Estratto del testo:
______________________________
Passa ai contenuti principali

LA CASA CONIUGALE PUO' ESSERE CONDIVISA FRA I CONIUGI.

È possibile l'assegnazione solo di una parte della casa familiare ?

In altre parole, è ipotizzabile che la casa coniugale venga condivisa fra i coniugi separati ? E quando?

La domanda non è retorica nè tantomeno la risposta può dirsi scontata, perché la questione riguarda alcuni casi davvero difficili nel concreto da gestire. Il tipico caso di una coppia di coniugi che fissa la residenza coniugale nell'immobile di proprietà esclusiva di uno di essi.
Se subentra crisi matrimoniale e poi separazione tra gli stessi coniugi, la casa familiare verrà assegnata al coniuge affidatario dei minori, presso il quale si stabilisce la loro principale permanenza.
Quindi se è vero che ormai vige il principio dell'affido condiviso dei figli ai genitori separandi è altrettanto vero che la residenza prevalente per gli stessi minori viene stabilita presso uno solo dei genitori il quale, appunto, viene definito nella prassi "collocatario". 

Ciò che si verifica quindi nella concretezza del quotidiano è che il coniuge collocatario dei figli resta nella casa coniugale mentre l'altro, anche se proprietario esclusivo dell'immobile, dovrà trovarsi altra sistemazione.

Anche se la questione può essere percepita come ingiusta è d'obbligo sottolineare che la scelta di ledere il diritto di proprietà esclusiva del coniuge deriva dalla necessità di tutelare un interesse di ordine superiore, quale appunto quello dei minori a mantenere la residenza presso l'ambiente familiare e domestico e non subire traumi dovuti all'allontanamento improvviso dallo stesso.


La Cassazione ha offerto una risposta nuova ad una casistica come quella sopra descritta, in quanto ha statuito che è possibile limitare l'assegnazione della casa familiare ad una porzione dell’immobile, di proprietà esclusiva del genitore non collocatario, purché il grado di conflittualità coniugale sia lieve o addirittura inesistente.
Aggiungo che tale scelta sarà concretamente possibile ed effettivamente eseguibile, solo nei casi in cui l'immobile si presti alla condivisione e quindi sia dotato di spazio a sufficienza ovvero suddiviso in piani.

Pertanto, anche nell’ipotesi di pregressa destinazione a casa familiare dell’intero fabbricato, esiste la possibilità dell’assegnazione parziale anche al genitore non affidatario.
______________________________
Dati dell'esercizio:
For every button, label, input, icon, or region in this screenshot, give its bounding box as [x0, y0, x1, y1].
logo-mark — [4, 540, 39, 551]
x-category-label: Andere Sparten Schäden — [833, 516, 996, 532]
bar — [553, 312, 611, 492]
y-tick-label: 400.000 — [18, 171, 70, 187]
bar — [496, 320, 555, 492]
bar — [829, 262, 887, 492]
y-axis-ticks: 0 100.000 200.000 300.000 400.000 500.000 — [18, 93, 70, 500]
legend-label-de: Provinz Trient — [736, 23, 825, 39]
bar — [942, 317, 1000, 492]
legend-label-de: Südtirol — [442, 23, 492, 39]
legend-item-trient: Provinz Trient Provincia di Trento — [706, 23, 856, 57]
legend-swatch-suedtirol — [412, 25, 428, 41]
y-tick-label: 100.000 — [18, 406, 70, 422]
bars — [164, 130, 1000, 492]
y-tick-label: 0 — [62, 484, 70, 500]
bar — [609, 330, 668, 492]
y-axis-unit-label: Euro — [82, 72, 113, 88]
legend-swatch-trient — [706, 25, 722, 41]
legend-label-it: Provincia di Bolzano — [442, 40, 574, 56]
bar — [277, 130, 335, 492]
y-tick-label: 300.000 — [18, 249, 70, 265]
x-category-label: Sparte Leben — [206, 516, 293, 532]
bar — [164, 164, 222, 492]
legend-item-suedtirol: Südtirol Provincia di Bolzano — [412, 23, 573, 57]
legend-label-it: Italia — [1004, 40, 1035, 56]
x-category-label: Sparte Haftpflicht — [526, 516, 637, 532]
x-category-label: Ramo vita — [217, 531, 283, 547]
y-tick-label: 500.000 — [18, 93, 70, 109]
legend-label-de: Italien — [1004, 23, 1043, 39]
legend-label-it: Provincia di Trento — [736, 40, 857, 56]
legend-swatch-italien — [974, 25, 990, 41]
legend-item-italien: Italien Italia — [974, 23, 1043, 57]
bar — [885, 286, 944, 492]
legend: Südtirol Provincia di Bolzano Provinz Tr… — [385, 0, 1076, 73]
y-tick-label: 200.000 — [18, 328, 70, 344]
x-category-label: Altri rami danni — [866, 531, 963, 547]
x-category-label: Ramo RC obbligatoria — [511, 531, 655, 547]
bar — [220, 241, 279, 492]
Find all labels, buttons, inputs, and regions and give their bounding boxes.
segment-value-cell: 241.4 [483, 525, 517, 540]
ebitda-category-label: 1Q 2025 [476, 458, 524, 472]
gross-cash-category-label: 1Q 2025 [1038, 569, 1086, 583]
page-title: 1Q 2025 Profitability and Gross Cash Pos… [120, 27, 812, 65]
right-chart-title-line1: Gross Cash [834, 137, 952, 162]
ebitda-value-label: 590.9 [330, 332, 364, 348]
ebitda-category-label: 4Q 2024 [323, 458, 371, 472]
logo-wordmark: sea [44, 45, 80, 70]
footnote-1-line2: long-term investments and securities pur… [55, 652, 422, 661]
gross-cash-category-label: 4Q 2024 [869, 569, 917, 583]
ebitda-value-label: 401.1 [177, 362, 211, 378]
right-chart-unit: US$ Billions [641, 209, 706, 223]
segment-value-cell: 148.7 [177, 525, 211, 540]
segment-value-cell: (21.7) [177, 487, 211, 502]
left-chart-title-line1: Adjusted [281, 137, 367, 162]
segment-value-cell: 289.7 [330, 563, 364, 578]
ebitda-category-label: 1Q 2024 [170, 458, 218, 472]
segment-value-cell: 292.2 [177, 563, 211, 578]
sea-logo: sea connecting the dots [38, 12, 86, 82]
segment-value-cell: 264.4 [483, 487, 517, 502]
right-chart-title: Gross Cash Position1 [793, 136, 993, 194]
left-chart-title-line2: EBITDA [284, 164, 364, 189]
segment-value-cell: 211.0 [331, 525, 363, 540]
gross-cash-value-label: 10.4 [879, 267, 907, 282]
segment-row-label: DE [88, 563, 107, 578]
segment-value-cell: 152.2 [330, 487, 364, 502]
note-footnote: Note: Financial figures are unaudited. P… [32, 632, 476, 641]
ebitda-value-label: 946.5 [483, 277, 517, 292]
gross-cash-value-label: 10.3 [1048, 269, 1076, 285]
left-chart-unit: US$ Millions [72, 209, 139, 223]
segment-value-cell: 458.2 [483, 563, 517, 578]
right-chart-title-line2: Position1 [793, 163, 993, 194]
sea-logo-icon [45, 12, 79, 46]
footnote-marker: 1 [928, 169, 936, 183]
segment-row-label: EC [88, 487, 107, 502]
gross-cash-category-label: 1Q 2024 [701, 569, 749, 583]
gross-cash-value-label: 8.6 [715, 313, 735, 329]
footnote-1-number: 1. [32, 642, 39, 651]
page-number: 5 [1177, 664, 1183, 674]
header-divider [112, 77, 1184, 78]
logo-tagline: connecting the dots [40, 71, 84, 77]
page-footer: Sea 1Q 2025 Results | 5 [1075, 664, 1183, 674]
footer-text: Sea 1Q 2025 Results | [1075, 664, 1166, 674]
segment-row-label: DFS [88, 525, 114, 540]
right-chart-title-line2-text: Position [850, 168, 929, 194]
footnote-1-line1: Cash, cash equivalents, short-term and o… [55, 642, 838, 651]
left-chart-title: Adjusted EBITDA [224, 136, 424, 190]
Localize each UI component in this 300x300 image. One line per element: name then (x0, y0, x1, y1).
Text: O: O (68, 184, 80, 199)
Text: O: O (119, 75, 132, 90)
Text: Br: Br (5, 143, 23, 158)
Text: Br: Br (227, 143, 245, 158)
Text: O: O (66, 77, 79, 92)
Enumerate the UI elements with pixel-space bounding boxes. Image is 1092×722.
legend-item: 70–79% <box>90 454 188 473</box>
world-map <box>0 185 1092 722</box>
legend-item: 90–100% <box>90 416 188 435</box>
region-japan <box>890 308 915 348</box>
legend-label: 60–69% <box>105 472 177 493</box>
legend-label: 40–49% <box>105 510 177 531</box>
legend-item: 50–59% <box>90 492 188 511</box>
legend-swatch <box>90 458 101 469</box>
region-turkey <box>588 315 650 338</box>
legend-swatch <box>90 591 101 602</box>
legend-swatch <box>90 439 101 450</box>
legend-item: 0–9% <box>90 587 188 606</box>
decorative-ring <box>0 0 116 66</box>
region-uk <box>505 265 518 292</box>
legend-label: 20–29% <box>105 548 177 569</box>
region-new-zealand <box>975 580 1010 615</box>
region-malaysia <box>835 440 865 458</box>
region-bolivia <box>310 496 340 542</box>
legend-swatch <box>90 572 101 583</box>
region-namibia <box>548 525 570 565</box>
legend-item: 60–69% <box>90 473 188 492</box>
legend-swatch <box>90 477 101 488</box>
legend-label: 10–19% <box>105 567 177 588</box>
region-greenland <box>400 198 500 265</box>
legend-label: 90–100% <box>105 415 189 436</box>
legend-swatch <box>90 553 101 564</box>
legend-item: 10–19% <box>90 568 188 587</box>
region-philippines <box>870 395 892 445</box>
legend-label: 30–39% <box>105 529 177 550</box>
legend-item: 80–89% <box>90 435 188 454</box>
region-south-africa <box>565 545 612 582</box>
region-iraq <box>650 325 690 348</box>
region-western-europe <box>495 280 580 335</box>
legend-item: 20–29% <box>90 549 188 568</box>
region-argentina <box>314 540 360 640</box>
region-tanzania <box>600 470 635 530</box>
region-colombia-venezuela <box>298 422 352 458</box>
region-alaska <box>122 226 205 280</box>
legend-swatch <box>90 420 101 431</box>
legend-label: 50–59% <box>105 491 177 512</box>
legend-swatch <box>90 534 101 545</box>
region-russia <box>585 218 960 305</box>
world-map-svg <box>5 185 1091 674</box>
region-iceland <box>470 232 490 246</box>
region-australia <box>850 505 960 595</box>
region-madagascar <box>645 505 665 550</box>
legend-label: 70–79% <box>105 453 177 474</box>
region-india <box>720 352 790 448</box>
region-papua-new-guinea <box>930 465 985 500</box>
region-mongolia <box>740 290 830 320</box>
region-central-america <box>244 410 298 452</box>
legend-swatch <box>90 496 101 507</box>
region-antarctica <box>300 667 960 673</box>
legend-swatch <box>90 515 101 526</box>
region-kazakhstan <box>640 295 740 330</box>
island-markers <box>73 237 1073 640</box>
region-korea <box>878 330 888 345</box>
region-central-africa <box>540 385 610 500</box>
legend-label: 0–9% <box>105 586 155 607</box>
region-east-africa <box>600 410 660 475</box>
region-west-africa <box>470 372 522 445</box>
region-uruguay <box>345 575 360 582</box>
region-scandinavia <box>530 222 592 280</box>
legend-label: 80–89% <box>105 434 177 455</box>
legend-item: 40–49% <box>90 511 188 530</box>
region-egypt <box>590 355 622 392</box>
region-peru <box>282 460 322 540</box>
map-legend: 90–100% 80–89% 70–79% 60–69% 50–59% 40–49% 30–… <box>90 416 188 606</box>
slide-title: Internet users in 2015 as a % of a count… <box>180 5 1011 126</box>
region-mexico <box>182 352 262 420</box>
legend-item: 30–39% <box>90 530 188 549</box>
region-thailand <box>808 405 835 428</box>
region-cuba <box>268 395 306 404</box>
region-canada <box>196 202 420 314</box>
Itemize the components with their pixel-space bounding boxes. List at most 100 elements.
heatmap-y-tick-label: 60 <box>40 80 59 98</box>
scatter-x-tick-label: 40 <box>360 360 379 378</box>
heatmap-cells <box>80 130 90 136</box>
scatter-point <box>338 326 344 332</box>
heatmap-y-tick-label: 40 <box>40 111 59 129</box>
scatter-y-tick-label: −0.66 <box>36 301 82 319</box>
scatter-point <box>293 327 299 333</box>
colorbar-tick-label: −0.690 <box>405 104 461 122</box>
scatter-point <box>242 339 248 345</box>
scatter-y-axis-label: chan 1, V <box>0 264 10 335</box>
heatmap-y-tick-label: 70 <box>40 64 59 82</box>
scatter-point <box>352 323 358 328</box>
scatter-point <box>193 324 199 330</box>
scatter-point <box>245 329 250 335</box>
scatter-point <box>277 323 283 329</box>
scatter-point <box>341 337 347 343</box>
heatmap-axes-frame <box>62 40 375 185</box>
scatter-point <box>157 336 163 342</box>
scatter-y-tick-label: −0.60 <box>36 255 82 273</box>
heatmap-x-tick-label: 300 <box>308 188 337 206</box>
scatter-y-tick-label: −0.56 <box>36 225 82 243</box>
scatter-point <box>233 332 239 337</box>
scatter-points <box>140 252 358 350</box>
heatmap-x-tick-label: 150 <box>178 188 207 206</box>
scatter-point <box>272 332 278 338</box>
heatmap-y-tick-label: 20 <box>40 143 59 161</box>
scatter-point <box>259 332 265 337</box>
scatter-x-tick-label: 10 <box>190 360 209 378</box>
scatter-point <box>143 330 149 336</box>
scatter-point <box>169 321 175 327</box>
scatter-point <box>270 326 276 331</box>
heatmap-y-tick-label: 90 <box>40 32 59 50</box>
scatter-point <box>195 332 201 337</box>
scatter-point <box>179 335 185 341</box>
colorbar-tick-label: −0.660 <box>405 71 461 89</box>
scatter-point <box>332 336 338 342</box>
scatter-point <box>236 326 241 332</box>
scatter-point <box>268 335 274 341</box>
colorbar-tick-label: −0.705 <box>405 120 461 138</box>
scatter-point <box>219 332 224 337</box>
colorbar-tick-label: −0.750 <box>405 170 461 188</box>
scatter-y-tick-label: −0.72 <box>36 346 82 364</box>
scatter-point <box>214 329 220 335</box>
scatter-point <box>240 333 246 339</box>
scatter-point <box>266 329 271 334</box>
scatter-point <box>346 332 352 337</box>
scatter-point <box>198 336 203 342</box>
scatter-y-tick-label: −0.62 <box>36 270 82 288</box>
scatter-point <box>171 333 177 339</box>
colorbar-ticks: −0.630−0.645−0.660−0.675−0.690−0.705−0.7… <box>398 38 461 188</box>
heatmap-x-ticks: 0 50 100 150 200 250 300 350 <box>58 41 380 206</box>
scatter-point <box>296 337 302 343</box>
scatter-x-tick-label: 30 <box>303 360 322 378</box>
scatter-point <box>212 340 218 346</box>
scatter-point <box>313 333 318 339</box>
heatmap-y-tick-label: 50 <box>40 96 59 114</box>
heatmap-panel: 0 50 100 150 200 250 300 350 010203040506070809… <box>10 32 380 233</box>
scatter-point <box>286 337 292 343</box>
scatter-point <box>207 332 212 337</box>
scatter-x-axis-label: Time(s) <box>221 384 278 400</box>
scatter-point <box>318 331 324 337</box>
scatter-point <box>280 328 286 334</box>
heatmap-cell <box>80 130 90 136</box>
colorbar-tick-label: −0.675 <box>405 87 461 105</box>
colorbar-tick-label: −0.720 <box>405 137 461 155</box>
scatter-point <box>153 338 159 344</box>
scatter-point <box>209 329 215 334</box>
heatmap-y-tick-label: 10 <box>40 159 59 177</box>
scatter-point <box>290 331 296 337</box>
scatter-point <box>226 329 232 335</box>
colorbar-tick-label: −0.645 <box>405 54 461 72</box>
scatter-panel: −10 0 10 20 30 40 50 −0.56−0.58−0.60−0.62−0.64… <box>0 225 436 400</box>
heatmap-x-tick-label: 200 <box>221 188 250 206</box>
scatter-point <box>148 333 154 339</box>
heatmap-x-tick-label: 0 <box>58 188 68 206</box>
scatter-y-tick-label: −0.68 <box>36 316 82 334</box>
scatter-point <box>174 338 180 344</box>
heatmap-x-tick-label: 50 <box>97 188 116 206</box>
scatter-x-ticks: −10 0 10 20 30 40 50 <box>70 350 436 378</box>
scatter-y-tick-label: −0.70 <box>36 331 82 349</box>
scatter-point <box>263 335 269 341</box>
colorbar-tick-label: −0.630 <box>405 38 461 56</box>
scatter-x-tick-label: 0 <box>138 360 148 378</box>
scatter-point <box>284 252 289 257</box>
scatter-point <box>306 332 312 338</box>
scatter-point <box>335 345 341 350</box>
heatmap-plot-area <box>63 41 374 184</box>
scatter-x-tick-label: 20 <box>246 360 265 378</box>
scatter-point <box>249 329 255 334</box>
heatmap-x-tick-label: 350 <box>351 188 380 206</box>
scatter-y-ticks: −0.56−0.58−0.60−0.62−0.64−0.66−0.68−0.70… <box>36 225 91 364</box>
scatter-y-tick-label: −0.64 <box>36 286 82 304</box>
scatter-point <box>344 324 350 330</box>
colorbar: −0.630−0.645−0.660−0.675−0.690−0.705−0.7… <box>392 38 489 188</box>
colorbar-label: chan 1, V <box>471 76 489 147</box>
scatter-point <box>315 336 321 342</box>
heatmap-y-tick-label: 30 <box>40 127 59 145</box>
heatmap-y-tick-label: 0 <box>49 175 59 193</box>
______________________________
Esercizio breve 1:
Secondo l'estratto sulla casa coniugale, a quale condizione la Cassazione consente di limitare l'assegnazione della casa familiare a una porzione dell'immobile?
Esercizio breve 2:
Ricopia senza alcuna modifica le voci, dalla prima riga fino alla riga che contiene "bar — [942, 317, 1000, 492]", entrambe incluse.

Soluzione completa 1:
Il grado di conflittualità coniugale deve essere lieve o addirittura inesistente.

Soluzione completa 2:
For every button, label, input, icon, or region in this screenshot, give its bounding box as [x0, y0, x1, y1].
logo-mark — [4, 540, 39, 551]
x-category-label: Andere Sparten Schäden — [833, 516, 996, 532]
bar — [553, 312, 611, 492]
y-tick-label: 400.000 — [18, 171, 70, 187]
bar — [496, 320, 555, 492]
bar — [829, 262, 887, 492]
y-axis-ticks: 0 100.000 200.000 300.000 400.000 500.000 — [18, 93, 70, 500]
legend-label-de: Provinz Trient — [736, 23, 825, 39]
bar — [942, 317, 1000, 492]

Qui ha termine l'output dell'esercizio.